======== MATERIAL PROVIDED
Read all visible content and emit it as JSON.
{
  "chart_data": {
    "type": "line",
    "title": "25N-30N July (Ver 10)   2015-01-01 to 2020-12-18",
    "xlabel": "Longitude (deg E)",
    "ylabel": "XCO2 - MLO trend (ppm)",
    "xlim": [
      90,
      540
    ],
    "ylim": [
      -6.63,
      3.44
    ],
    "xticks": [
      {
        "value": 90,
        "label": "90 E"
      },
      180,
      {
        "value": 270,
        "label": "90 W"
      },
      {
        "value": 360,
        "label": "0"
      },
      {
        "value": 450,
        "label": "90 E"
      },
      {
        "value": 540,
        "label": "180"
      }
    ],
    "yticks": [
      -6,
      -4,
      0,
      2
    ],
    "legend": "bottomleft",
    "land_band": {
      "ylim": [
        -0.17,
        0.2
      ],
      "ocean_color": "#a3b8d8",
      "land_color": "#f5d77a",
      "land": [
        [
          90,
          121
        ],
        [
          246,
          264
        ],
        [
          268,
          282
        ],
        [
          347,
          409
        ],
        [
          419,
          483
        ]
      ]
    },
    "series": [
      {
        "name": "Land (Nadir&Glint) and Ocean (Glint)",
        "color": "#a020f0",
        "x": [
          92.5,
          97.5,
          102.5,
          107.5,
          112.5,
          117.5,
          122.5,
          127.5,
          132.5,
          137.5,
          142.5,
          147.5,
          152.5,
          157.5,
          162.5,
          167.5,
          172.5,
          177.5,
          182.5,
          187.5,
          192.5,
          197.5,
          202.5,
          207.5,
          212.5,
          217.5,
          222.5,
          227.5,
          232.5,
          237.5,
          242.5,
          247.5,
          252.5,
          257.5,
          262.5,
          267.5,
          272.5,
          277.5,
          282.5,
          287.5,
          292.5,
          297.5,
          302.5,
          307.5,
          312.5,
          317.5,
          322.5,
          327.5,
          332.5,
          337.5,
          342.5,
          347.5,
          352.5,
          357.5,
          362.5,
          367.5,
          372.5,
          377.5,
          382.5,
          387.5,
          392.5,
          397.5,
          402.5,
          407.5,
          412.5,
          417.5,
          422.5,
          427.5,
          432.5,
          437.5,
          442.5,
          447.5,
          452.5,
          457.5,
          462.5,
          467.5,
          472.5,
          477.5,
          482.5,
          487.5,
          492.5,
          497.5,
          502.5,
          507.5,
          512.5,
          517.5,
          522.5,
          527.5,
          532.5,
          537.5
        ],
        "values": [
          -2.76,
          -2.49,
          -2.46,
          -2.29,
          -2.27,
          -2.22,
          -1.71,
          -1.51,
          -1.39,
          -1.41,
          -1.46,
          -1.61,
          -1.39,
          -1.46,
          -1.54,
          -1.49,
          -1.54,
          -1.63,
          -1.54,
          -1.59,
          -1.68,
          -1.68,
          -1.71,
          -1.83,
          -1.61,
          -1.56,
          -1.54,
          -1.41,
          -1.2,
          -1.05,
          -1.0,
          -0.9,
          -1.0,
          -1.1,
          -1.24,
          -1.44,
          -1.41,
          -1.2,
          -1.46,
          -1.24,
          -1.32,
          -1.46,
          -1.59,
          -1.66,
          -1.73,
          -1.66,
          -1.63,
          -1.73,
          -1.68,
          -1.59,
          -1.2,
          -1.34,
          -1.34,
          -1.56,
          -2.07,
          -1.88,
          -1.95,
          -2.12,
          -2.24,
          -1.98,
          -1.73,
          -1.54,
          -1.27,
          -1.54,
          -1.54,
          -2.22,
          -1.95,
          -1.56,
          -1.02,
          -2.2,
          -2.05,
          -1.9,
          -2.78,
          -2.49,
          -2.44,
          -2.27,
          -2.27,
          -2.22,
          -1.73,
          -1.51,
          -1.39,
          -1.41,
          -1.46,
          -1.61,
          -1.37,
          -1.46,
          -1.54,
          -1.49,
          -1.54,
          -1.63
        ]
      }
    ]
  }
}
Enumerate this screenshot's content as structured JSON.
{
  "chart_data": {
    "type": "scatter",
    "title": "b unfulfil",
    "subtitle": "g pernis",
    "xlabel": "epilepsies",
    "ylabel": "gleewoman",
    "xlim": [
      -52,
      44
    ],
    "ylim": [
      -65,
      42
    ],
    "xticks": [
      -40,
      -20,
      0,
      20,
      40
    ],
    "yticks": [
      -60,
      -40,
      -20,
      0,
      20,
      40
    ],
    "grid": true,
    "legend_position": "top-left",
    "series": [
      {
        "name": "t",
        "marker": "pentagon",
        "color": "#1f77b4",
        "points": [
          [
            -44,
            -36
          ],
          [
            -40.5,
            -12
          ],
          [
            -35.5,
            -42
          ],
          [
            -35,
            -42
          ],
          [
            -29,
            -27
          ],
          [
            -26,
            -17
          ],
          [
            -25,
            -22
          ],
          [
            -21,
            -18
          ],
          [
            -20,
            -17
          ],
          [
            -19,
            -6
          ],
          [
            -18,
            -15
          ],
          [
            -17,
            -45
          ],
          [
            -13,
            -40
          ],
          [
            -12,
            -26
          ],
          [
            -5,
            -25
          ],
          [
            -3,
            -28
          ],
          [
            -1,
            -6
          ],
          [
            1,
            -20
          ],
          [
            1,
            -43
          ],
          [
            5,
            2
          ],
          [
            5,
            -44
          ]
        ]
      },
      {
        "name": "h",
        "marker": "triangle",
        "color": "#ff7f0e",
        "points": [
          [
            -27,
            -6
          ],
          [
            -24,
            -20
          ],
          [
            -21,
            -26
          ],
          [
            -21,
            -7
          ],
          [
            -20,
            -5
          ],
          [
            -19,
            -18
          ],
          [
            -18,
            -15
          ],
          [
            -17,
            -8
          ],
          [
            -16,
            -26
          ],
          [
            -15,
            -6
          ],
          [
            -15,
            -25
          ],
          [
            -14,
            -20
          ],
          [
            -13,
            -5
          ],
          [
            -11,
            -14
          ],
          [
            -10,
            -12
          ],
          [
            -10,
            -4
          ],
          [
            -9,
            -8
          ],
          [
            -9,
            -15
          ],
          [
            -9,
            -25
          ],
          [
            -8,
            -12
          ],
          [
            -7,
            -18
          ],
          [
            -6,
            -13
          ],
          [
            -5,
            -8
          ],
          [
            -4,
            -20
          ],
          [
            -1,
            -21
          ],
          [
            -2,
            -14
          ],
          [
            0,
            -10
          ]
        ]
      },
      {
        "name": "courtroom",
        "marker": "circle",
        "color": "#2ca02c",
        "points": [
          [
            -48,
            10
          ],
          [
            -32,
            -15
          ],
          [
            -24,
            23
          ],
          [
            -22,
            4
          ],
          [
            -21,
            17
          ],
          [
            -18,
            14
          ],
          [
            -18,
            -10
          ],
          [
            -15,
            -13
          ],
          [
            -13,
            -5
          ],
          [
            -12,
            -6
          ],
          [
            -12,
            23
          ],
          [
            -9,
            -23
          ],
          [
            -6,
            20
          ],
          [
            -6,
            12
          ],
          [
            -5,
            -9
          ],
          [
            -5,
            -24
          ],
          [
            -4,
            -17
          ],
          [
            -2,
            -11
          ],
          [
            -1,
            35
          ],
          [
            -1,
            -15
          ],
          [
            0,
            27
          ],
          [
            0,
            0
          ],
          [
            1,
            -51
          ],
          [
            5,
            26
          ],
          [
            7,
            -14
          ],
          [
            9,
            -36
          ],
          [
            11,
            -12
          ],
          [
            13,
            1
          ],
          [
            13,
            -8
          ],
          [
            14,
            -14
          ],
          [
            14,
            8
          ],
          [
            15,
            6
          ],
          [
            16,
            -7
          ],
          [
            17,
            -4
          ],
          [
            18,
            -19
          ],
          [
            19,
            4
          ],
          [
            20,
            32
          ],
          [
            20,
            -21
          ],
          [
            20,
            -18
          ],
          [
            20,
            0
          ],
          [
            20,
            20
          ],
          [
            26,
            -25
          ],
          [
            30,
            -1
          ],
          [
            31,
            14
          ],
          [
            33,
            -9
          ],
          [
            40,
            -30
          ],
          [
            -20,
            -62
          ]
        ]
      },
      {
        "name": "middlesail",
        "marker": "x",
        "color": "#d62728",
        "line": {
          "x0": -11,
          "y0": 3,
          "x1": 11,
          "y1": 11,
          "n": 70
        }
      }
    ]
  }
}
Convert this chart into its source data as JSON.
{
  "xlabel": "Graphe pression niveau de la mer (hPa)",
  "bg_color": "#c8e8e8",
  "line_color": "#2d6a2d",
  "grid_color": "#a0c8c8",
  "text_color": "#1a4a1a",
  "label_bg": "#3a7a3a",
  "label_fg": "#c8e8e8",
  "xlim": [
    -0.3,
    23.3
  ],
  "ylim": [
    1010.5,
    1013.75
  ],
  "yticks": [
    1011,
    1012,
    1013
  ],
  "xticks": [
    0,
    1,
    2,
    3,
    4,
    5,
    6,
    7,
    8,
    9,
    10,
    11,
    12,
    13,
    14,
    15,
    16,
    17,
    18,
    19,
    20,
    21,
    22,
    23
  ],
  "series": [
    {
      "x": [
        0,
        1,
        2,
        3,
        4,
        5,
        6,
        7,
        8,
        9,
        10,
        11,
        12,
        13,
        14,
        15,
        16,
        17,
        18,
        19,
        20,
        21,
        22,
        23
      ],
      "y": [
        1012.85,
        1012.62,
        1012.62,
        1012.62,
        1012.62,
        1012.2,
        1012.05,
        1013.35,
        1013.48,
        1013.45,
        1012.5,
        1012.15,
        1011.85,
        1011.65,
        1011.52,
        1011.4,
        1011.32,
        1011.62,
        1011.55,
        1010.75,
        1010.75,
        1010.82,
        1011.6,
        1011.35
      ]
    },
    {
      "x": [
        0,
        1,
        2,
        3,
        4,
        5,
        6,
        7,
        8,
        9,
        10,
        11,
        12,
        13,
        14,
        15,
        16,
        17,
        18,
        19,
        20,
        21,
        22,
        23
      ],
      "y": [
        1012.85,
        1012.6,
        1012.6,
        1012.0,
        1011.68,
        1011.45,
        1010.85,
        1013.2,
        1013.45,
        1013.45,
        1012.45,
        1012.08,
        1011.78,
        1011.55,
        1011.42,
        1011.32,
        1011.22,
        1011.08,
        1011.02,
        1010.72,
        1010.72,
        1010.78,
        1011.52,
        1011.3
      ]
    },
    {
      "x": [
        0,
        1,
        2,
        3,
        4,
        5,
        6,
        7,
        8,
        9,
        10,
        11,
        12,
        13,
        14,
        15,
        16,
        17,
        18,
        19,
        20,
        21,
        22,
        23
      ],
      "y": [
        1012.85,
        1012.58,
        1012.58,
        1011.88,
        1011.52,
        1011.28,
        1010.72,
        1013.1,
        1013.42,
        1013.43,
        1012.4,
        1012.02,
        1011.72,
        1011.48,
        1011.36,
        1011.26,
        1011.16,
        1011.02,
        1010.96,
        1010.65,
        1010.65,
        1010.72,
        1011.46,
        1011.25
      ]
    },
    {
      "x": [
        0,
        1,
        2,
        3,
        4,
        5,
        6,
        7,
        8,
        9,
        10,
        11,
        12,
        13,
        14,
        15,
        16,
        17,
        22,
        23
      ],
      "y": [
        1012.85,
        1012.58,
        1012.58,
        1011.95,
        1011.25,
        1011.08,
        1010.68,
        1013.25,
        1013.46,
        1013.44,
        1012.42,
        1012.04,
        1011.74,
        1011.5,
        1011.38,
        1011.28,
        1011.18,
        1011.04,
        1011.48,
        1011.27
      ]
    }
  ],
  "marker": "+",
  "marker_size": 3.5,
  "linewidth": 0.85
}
================
Tally the lines of the data that contain the string "this" and report the total alone.

2